Exercise aim:
Repeat the material exactly as it appears.

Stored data
>> BEGIN

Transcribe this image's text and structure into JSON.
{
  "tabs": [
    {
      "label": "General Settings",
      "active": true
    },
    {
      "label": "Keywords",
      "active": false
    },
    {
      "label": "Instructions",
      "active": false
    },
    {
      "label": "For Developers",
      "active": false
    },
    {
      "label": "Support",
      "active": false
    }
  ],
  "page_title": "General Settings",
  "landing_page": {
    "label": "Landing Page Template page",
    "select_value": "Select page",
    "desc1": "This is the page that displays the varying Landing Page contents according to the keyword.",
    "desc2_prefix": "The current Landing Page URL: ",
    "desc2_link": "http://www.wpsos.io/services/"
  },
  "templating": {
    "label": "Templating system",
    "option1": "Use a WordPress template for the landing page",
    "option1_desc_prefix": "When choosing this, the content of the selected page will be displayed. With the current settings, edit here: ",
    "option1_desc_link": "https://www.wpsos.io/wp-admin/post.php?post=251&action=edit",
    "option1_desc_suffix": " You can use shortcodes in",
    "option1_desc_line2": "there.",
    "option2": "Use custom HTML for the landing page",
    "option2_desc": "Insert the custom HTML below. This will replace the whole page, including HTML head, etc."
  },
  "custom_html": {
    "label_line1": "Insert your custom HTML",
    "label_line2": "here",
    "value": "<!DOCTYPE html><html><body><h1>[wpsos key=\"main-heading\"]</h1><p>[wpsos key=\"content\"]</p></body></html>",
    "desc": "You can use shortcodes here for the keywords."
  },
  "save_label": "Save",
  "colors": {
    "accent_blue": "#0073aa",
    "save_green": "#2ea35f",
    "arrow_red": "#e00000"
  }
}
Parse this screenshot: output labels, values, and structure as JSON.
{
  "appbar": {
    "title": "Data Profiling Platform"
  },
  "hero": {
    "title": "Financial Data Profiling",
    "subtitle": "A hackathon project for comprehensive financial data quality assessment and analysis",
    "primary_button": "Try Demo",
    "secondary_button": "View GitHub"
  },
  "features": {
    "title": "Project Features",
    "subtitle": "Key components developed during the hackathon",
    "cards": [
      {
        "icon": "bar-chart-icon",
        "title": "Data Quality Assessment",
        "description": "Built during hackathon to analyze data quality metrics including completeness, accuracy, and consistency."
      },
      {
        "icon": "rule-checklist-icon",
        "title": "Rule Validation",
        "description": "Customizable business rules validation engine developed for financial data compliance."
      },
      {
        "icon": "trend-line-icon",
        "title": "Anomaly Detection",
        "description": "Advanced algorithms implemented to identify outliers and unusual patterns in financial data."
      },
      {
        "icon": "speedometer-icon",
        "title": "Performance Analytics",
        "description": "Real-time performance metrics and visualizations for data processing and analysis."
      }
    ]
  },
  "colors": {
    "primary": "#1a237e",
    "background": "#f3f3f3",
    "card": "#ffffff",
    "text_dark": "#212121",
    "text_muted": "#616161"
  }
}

>> END

Response to this exercise:
Transcribe this image's text and structure into JSON.
{
  "tabs": [
    {
      "label": "General Settings",
      "active": true
    },
    {
      "label": "Keywords",
      "active": false
    },
    {
      "label": "Instructions",
      "active": false
    },
    {
      "label": "For Developers",
      "active": false
    },
    {
      "label": "Support",
      "active": false
    }
  ],
  "page_title": "General Settings",
  "landing_page": {
    "label": "Landing Page Template page",
    "select_value": "Select page",
    "desc1": "This is the page that displays the varying Landing Page contents according to the keyword.",
    "desc2_prefix": "The current Landing Page URL: ",
    "desc2_link": "http://www.wpsos.io/services/"
  },
  "templating": {
    "label": "Templating system",
    "option1": "Use a WordPress template for the landing page",
    "option1_desc_prefix": "When choosing this, the content of the selected page will be displayed. With the current settings, edit here: ",
    "option1_desc_link": "https://www.wpsos.io/wp-admin/post.php?post=251&action=edit",
    "option1_desc_suffix": " You can use shortcodes in",
    "option1_desc_line2": "there.",
    "option2": "Use custom HTML for the landing page",
    "option2_desc": "Insert the custom HTML below. This will replace the whole page, including HTML head, etc."
  },
  "custom_html": {
    "label_line1": "Insert your custom HTML",
    "label_line2": "here",
    "value": "<!DOCTYPE html><html><body><h1>[wpsos key=\"main-heading\"]</h1><p>[wpsos key=\"content\"]</p></body></html>",
    "desc": "You can use shortcodes here for the keywords."
  },
  "save_label": "Save",
  "colors": {
    "accent_blue": "#0073aa",
    "save_green": "#2ea35f",
    "arrow_red": "#e00000"
  }
}
Parse this screenshot: output labels, values, and structure as JSON.
{
  "appbar": {
    "title": "Data Profiling Platform"
  },
  "hero": {
    "title": "Financial Data Profiling",
    "subtitle": "A hackathon project for comprehensive financial data quality assessment and analysis",
    "primary_button": "Try Demo",
    "secondary_button": "View GitHub"
  },
  "features": {
    "title": "Project Features",
    "subtitle": "Key components developed during the hackathon",
    "cards": [
      {
        "icon": "bar-chart-icon",
        "title": "Data Quality Assessment",
        "description": "Built during hackathon to analyze data quality metrics including completeness, accuracy, and consistency."
      },
      {
        "icon": "rule-checklist-icon",
        "title": "Rule Validation",
        "description": "Customizable business rules validation engine developed for financial data compliance."
      },
      {
        "icon": "trend-line-icon",
        "title": "Anomaly Detection",
        "description": "Advanced algorithms implemented to identify outliers and unusual patterns in financial data."
      },
      {
        "icon": "speedometer-icon",
        "title": "Performance Analytics",
        "description": "Real-time performance metrics and visualizations for data processing and analysis."
      }
    ]
  },
  "colors": {
    "primary": "#1a237e",
    "background": "#f3f3f3",
    "card": "#ffffff",
    "text_dark": "#212121",
    "text_muted": "#616161"
  }
}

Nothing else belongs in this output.